-- begin RECORD LIST --

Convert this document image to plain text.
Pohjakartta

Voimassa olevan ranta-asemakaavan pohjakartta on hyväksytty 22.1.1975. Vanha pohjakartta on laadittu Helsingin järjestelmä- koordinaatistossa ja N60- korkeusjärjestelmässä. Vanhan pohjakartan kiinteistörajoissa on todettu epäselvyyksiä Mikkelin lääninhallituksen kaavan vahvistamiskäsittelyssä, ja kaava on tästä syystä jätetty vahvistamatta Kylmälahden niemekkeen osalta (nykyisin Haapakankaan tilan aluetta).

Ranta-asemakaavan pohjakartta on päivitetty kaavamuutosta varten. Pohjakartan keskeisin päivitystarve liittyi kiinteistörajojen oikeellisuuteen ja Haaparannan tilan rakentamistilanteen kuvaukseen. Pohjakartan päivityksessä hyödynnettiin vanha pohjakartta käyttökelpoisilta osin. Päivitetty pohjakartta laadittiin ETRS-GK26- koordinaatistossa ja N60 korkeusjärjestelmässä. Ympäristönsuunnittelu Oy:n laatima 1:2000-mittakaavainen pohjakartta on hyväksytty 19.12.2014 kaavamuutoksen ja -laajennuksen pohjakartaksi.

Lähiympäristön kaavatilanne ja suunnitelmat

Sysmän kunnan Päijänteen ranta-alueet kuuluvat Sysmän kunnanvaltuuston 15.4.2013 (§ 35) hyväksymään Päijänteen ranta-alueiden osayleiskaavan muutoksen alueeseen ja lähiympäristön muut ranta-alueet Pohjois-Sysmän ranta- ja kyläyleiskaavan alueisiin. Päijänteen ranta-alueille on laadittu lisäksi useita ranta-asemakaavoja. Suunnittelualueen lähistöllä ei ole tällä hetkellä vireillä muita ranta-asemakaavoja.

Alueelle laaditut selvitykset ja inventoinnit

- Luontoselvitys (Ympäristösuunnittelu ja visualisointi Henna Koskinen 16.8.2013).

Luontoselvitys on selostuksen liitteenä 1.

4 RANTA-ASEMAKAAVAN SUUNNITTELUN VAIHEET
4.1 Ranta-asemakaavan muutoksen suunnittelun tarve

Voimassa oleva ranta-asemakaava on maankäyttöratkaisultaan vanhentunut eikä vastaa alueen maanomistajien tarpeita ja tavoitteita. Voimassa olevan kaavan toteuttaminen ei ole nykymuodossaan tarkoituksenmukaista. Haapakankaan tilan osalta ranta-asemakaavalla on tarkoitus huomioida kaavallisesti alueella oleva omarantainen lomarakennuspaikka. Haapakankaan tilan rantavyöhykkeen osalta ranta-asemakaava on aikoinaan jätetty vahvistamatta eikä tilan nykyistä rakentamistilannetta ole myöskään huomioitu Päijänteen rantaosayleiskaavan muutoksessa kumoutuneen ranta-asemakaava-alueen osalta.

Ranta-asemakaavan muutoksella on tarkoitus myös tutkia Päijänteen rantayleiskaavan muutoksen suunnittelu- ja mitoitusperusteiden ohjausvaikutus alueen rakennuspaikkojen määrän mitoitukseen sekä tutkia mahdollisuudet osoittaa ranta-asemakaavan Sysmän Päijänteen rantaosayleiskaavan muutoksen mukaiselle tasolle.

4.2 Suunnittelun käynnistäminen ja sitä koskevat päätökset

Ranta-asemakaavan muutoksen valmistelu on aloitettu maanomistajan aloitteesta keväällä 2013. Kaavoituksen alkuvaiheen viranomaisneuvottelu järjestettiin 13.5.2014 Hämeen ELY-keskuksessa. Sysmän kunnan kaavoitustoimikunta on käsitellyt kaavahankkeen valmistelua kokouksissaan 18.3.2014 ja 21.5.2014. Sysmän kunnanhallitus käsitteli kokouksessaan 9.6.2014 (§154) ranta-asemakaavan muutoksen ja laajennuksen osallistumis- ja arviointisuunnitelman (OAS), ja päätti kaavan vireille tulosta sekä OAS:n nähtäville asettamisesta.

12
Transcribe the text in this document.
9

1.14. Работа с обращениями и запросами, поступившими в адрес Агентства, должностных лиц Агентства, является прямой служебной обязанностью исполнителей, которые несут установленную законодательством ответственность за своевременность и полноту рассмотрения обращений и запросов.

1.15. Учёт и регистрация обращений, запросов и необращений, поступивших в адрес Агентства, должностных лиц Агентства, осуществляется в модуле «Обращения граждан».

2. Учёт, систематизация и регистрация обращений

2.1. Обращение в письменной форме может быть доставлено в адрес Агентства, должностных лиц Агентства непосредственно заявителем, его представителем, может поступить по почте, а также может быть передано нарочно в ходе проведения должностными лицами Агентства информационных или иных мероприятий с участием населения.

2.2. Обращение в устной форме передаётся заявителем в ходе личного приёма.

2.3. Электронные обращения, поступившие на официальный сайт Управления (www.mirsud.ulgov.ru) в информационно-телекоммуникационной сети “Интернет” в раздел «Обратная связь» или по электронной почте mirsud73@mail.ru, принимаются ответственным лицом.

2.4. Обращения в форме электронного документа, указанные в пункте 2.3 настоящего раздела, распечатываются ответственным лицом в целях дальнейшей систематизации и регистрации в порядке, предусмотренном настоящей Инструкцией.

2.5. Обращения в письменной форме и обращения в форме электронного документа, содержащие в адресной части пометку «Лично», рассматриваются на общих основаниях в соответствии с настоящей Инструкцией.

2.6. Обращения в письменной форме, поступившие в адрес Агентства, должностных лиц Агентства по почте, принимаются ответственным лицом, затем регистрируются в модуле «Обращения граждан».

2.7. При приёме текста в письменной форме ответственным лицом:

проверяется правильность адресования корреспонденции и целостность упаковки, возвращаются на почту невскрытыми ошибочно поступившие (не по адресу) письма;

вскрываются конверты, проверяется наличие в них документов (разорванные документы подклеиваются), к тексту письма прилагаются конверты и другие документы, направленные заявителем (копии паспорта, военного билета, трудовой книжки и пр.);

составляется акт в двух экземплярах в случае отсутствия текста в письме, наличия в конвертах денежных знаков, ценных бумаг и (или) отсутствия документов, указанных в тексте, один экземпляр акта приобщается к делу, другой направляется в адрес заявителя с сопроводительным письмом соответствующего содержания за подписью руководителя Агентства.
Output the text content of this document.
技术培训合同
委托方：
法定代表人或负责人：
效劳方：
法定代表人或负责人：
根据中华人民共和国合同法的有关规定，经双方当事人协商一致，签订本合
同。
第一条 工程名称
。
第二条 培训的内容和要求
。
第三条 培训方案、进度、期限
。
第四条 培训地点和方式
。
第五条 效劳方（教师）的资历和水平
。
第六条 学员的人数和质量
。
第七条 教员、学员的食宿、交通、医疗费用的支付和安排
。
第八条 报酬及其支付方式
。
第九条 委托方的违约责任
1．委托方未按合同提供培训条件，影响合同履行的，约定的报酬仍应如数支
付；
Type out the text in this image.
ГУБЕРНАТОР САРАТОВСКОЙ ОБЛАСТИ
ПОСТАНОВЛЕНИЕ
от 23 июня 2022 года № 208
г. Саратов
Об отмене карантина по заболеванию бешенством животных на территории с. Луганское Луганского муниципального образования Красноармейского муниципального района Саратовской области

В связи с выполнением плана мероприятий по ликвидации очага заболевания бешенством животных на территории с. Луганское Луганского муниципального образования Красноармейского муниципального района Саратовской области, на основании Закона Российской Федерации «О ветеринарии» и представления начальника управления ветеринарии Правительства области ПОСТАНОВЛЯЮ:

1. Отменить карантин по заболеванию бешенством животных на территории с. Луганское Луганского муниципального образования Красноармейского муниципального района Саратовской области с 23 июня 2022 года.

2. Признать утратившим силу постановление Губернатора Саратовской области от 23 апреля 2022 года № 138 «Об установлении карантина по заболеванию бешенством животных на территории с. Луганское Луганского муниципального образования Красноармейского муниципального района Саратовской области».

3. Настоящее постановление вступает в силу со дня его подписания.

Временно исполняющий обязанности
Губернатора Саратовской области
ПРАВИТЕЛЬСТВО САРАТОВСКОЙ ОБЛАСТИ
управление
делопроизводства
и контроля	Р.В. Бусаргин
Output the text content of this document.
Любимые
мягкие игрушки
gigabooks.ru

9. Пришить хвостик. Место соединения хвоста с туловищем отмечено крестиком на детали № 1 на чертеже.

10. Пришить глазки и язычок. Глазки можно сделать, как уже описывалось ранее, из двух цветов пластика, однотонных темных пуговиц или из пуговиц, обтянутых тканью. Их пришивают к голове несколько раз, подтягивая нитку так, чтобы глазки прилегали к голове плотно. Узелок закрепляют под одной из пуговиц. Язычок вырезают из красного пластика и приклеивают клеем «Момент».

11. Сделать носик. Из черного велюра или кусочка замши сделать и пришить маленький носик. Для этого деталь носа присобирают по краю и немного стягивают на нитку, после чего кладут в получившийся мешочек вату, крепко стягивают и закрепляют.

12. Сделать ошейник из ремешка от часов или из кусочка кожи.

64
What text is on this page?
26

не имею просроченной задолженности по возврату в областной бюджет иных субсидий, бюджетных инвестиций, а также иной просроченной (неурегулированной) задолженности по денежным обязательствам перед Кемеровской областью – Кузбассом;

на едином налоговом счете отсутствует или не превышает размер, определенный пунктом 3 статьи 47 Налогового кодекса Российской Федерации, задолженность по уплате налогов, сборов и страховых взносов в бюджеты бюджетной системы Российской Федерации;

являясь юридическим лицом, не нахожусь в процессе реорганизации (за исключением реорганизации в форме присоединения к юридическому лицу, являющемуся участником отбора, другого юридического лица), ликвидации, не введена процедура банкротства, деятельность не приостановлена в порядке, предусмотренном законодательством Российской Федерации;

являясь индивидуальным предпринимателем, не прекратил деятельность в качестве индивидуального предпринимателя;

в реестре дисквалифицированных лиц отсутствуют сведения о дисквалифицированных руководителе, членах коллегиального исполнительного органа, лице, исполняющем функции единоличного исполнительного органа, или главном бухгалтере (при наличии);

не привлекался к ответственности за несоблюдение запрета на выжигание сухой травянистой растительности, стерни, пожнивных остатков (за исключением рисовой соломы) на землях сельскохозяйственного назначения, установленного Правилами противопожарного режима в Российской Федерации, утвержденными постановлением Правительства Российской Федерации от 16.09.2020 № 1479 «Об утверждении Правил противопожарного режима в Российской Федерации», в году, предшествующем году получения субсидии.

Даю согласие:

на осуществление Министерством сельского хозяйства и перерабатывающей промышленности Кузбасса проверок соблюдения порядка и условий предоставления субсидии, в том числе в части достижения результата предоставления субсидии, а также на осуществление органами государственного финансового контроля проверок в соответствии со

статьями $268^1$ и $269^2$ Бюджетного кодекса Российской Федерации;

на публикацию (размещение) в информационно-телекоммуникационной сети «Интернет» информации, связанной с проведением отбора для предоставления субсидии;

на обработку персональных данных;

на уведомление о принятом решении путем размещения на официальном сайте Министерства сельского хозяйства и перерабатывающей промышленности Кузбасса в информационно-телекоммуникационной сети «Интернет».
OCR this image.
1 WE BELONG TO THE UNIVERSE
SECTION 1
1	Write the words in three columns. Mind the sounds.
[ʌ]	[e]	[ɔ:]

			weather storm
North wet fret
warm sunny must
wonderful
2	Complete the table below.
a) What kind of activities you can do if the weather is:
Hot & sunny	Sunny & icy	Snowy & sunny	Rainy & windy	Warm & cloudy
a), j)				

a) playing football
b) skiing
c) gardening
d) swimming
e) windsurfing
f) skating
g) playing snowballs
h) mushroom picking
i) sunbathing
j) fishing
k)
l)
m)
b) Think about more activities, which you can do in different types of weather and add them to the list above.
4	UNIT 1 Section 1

-- end RECORD LIST --

Scan the listing above for the word "this" and copy every line that holds it.

WRITTEN RESPONSE
Convert this document image to plain text.
Transcribe the text in this document.
Output the text content of this document.
Type out the text in this image.
Output the text content of this document.
What text is on this page?
OCR this image.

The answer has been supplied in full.